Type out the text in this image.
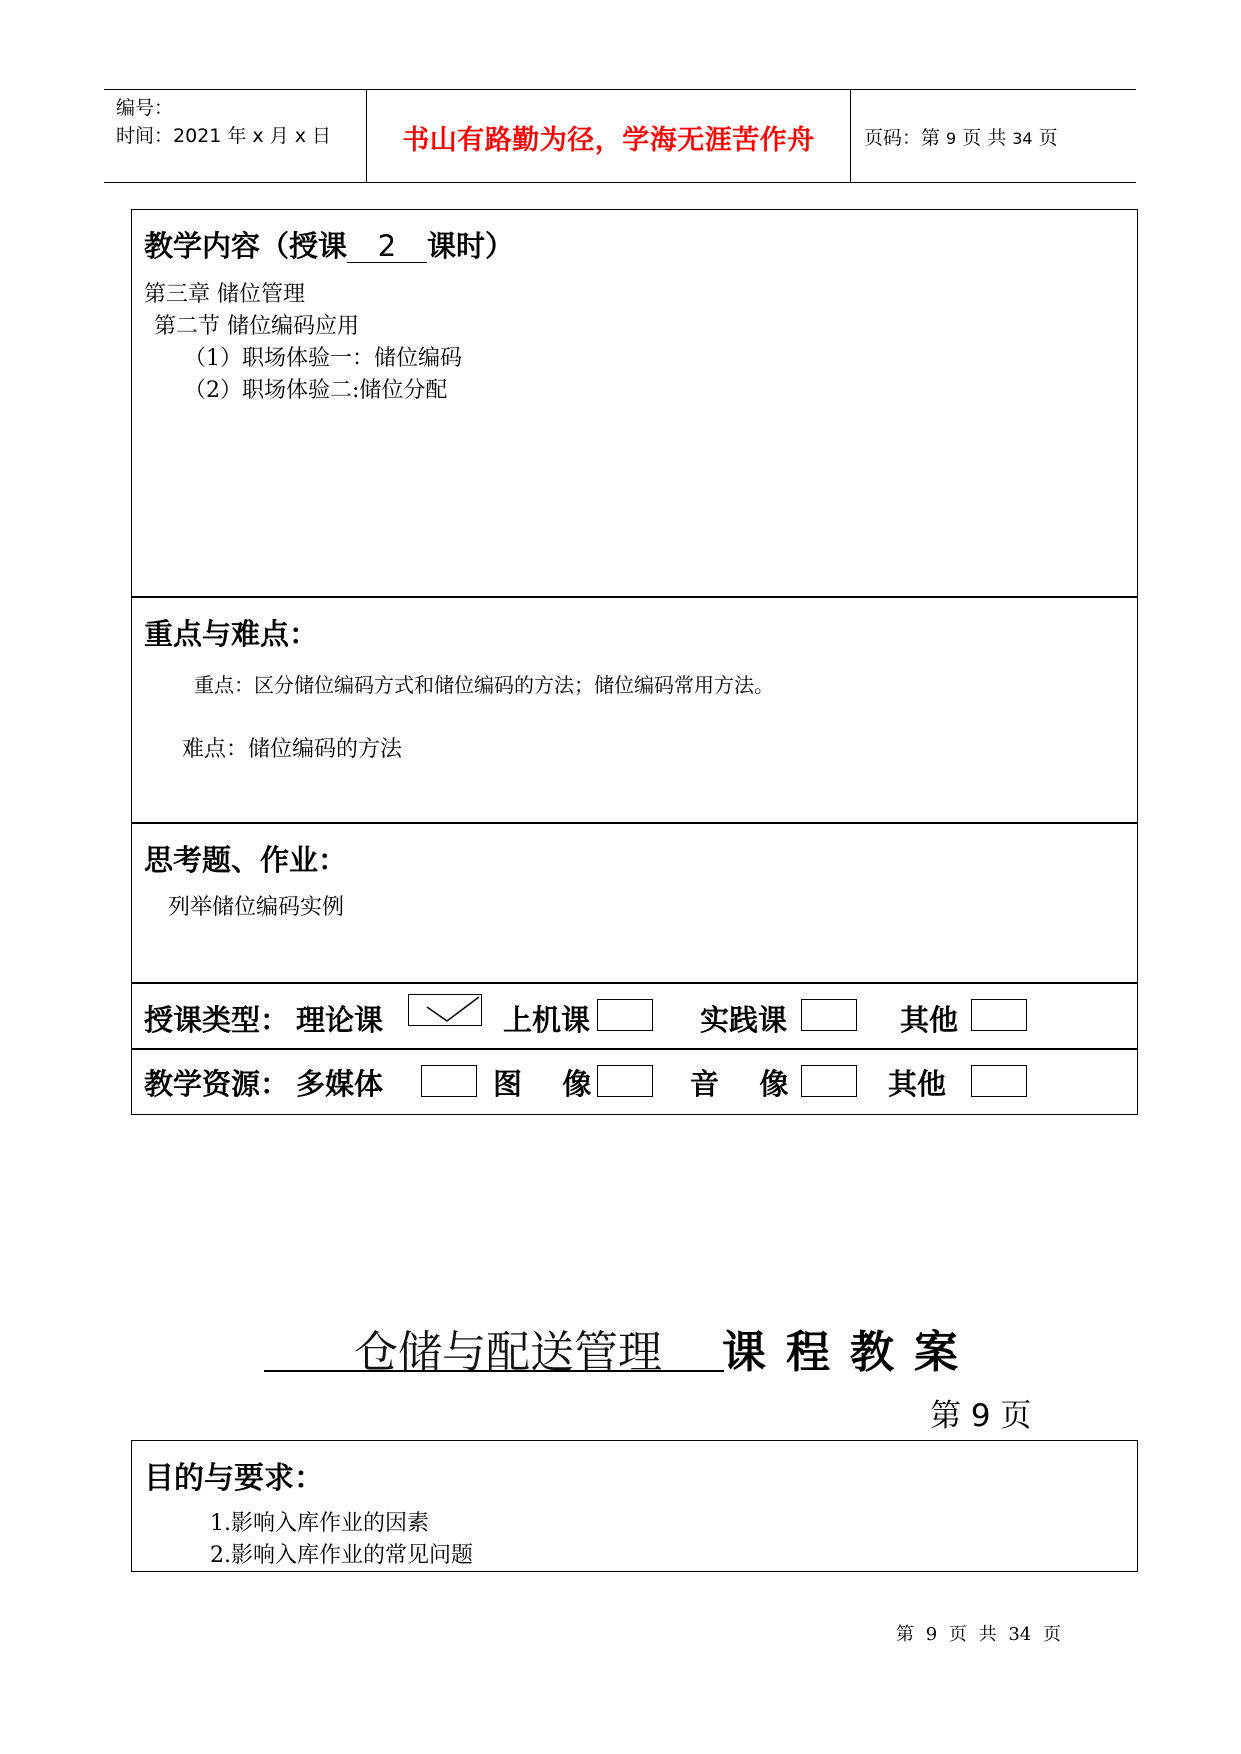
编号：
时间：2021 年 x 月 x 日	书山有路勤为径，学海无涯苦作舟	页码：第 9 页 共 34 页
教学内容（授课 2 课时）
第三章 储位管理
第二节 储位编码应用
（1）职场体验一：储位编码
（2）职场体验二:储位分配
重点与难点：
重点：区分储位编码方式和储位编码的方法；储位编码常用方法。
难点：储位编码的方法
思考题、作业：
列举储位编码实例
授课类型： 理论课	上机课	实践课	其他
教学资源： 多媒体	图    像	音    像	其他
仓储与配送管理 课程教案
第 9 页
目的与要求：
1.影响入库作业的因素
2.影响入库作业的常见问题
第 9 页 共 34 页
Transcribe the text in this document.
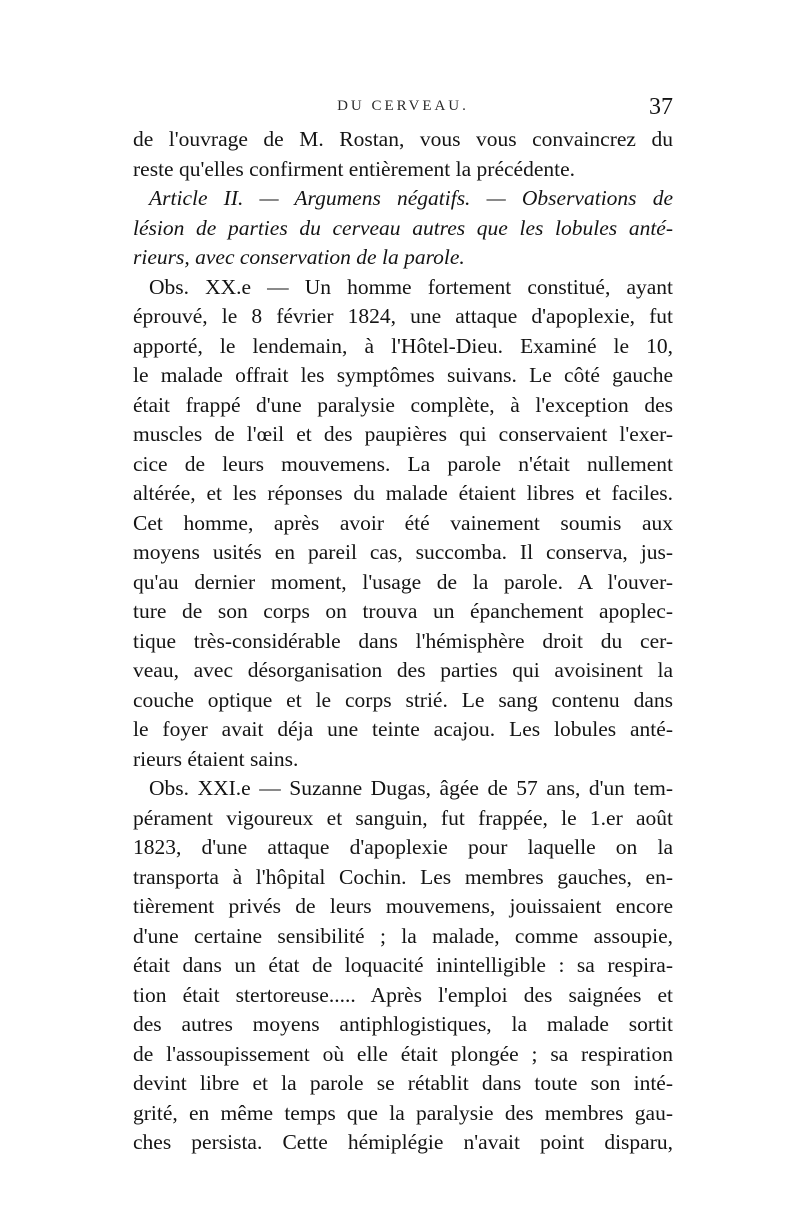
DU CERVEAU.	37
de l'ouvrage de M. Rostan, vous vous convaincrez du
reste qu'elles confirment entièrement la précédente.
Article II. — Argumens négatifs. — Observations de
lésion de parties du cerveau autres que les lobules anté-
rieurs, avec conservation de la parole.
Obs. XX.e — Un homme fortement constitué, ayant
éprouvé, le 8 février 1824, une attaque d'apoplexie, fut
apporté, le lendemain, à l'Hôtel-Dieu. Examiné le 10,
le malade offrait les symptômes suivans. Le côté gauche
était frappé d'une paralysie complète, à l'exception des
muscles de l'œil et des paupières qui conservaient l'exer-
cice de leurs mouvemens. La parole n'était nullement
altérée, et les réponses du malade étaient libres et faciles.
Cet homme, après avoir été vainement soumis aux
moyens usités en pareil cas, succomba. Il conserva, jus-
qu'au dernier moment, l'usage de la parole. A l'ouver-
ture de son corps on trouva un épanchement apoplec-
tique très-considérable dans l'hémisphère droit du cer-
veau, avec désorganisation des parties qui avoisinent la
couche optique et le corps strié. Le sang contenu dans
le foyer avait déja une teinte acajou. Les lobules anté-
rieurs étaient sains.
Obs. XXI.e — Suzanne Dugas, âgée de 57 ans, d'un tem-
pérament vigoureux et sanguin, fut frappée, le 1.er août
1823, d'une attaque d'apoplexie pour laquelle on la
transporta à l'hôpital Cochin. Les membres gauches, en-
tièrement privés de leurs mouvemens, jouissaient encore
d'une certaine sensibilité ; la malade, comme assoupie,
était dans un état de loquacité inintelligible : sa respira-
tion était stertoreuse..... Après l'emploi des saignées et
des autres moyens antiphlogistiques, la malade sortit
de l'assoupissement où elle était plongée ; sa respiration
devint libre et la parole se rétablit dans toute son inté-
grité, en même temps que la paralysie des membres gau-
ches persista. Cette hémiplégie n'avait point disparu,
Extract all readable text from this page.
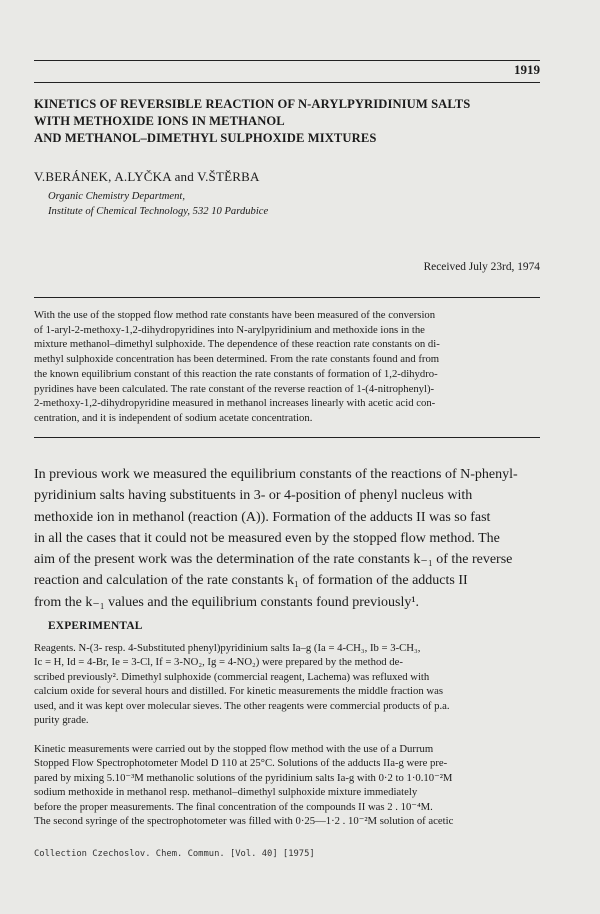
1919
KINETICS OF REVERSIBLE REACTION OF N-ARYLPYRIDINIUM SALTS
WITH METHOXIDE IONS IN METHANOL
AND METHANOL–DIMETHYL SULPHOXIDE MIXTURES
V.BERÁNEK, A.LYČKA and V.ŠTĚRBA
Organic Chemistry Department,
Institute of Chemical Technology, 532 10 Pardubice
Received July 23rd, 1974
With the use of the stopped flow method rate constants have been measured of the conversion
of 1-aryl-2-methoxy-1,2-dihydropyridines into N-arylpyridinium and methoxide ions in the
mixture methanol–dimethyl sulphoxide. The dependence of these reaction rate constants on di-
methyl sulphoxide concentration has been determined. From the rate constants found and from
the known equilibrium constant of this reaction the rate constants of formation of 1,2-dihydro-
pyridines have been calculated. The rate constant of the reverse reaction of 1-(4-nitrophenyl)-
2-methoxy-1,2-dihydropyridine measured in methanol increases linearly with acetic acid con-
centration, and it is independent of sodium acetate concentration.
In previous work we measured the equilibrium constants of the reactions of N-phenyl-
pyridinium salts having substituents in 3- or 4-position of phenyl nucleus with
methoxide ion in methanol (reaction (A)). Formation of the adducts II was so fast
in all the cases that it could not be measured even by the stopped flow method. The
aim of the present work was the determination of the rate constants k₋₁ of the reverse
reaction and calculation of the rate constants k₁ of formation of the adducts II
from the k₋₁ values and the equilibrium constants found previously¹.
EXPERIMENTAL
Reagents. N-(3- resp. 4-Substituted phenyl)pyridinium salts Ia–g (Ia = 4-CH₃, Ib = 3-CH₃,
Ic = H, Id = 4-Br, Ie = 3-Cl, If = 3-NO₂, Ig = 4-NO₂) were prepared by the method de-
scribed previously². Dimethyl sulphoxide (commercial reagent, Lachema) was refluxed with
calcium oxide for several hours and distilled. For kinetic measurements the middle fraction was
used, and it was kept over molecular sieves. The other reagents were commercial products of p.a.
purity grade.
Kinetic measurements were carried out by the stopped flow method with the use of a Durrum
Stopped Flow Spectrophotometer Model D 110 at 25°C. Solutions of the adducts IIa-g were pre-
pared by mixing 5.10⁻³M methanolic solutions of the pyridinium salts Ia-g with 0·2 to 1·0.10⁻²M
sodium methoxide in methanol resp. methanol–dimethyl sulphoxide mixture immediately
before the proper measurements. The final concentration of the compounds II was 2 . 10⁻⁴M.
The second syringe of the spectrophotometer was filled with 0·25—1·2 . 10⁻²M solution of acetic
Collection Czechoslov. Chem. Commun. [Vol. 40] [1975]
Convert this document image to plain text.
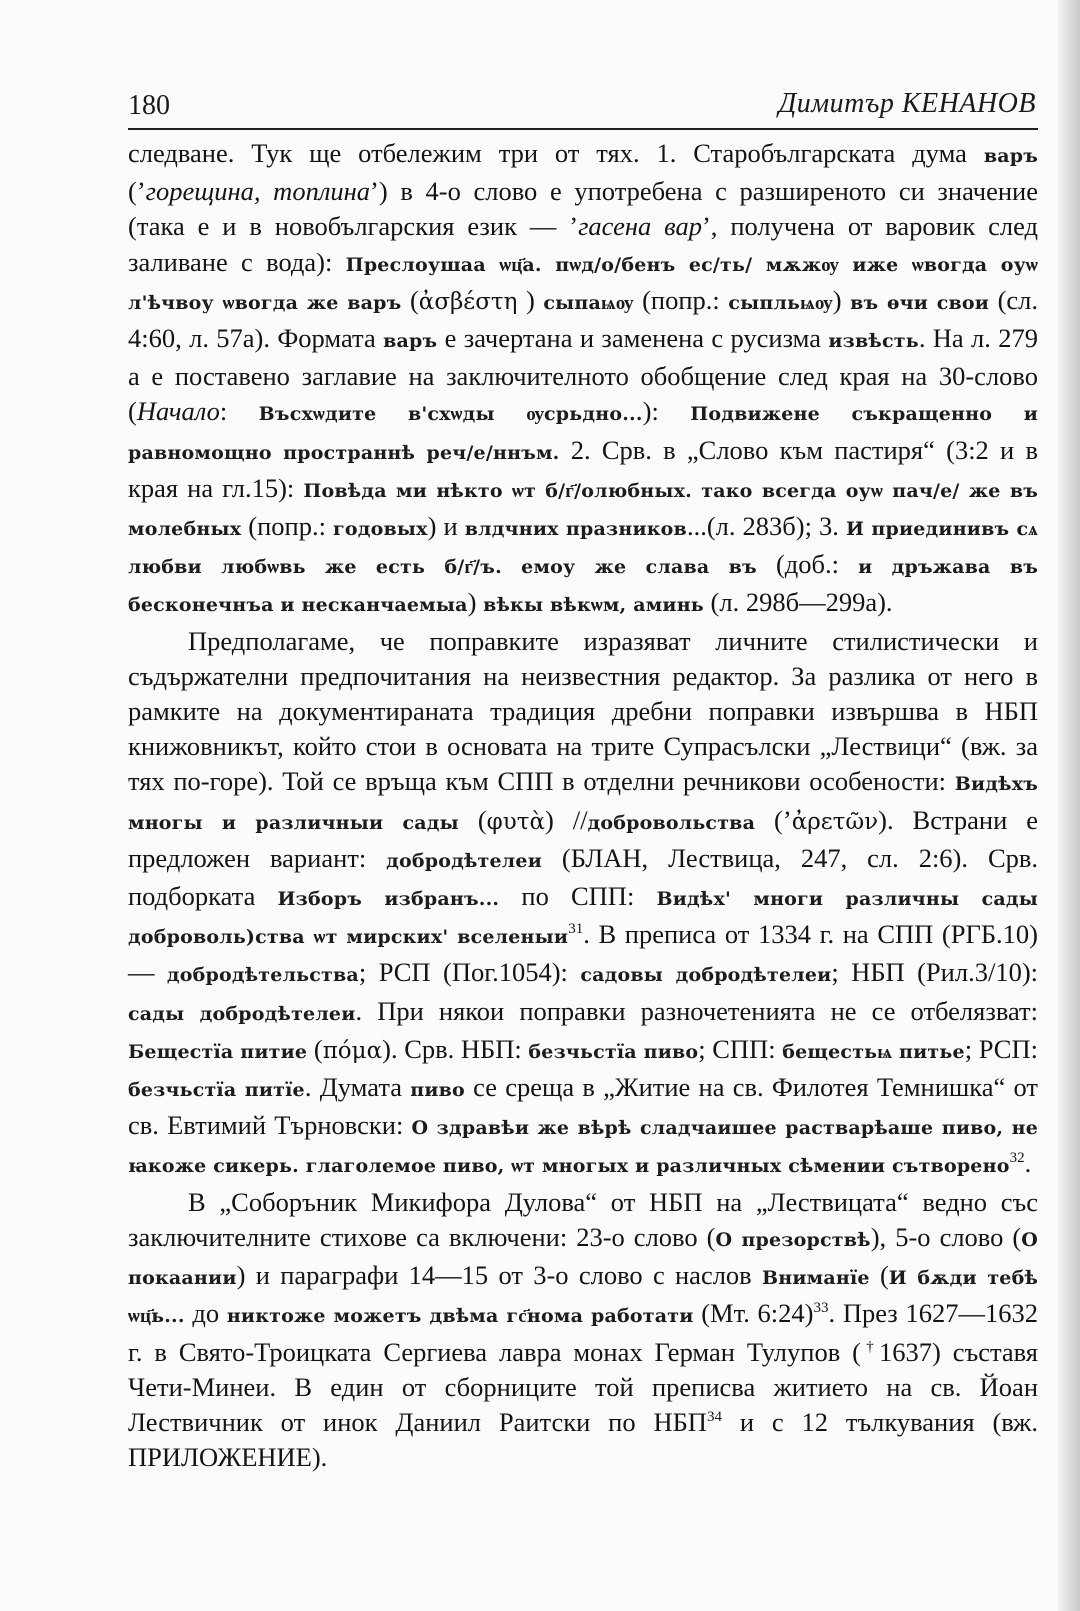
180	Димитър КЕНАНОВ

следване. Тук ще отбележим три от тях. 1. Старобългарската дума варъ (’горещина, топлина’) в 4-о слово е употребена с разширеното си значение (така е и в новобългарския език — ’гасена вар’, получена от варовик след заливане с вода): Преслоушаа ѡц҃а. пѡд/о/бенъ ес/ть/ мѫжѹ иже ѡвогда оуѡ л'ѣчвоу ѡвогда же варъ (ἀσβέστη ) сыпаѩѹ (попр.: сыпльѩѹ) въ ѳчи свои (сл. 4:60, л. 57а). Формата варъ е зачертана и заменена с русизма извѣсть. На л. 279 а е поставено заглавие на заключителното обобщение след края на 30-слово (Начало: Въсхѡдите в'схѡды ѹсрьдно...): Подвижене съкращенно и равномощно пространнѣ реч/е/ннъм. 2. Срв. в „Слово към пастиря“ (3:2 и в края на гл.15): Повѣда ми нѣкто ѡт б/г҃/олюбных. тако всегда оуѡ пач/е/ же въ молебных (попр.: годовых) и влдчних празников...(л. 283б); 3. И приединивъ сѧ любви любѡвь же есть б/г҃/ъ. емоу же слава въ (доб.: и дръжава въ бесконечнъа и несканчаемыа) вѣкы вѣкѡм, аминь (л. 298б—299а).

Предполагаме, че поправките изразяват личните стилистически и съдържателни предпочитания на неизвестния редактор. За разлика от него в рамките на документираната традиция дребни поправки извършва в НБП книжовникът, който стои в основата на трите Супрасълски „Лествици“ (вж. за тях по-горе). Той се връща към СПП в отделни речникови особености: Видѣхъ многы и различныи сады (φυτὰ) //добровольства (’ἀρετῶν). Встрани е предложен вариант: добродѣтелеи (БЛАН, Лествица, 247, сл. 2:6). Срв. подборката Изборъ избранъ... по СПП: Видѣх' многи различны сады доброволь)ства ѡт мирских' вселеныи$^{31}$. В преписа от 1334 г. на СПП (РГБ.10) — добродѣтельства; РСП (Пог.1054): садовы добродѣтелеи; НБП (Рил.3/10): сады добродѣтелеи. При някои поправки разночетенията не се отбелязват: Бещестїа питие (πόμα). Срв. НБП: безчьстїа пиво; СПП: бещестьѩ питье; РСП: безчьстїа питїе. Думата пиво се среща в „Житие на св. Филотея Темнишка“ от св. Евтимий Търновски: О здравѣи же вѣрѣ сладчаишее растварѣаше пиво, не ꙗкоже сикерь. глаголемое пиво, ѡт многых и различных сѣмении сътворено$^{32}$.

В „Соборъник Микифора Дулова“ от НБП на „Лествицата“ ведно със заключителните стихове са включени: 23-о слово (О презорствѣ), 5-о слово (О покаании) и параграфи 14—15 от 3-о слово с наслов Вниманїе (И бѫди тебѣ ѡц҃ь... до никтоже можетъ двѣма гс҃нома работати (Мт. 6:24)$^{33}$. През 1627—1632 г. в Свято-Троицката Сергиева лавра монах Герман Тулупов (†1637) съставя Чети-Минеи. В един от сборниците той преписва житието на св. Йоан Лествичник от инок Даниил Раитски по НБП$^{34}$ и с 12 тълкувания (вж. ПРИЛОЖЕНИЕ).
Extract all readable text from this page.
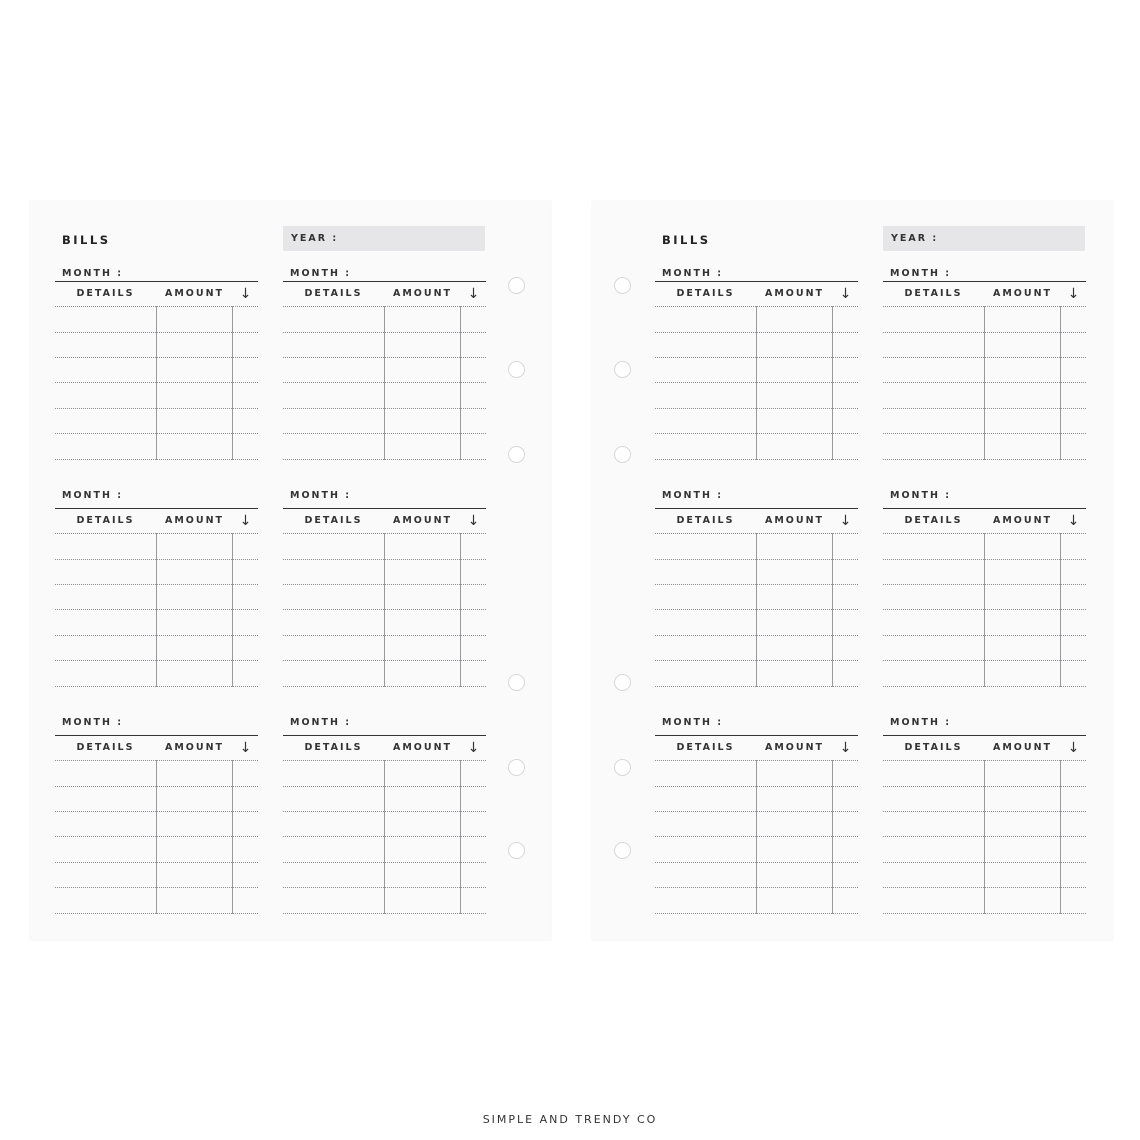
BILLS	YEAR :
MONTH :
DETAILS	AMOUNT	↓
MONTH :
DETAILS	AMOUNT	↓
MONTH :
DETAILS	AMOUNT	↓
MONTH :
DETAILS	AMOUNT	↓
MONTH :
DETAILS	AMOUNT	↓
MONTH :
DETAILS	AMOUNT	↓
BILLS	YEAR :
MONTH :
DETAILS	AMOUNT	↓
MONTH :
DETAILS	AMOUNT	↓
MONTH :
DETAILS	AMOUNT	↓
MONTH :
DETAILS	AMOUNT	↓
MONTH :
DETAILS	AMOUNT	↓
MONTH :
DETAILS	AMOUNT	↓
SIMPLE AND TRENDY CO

***

#### [What the task requires]
Copy in full each line that holds the word "work".

#### [Solved problem]
In previous work we measured the equilibrium constants of the reactions of N-phenyl-
aim of the present work was the determination of the rate constants k₋₁ of the reverse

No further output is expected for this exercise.